_Material_.
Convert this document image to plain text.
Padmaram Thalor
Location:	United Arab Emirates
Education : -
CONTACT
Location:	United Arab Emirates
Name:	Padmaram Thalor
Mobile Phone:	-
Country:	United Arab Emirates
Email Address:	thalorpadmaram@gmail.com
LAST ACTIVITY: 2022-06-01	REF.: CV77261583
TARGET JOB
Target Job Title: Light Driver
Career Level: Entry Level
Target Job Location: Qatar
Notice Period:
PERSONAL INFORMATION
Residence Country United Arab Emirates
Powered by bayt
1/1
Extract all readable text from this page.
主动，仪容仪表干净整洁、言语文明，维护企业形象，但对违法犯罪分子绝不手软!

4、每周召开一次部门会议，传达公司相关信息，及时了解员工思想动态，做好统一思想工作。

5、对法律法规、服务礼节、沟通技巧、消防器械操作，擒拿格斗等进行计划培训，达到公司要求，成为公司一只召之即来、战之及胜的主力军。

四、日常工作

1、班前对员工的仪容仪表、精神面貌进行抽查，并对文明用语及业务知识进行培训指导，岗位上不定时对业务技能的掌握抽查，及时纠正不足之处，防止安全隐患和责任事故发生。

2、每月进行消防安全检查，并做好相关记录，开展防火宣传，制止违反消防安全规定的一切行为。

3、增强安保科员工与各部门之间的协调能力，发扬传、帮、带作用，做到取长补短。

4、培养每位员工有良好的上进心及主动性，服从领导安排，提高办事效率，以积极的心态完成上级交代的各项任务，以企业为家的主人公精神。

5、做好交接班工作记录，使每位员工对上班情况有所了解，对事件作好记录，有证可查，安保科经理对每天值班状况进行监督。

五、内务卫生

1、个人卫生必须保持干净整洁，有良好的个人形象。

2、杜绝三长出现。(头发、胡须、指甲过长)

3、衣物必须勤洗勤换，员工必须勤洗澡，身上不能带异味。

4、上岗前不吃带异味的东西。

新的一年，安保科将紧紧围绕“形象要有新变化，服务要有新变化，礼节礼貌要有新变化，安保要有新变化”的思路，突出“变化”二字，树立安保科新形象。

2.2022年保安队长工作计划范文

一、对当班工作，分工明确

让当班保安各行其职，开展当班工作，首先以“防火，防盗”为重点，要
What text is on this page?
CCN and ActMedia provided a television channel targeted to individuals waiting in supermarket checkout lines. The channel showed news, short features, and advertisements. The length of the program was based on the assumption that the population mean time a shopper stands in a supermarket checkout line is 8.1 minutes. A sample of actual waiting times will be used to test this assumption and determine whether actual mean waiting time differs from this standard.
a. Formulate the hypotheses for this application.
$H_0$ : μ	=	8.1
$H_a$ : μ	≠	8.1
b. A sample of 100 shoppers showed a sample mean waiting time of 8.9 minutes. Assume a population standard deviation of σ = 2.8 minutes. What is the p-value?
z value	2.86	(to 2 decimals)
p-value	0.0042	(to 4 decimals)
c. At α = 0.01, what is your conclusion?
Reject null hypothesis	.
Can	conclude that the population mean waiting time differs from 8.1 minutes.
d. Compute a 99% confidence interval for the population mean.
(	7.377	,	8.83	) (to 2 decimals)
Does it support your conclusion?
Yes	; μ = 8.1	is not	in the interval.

_Exercise description_. Wherever a line in the data above holds "interval", copy that line.

_Result of this exercise_.
d. Compute a 99% confidence interval for the population mean.
Yes	; μ = 8.1	is not	in the interval.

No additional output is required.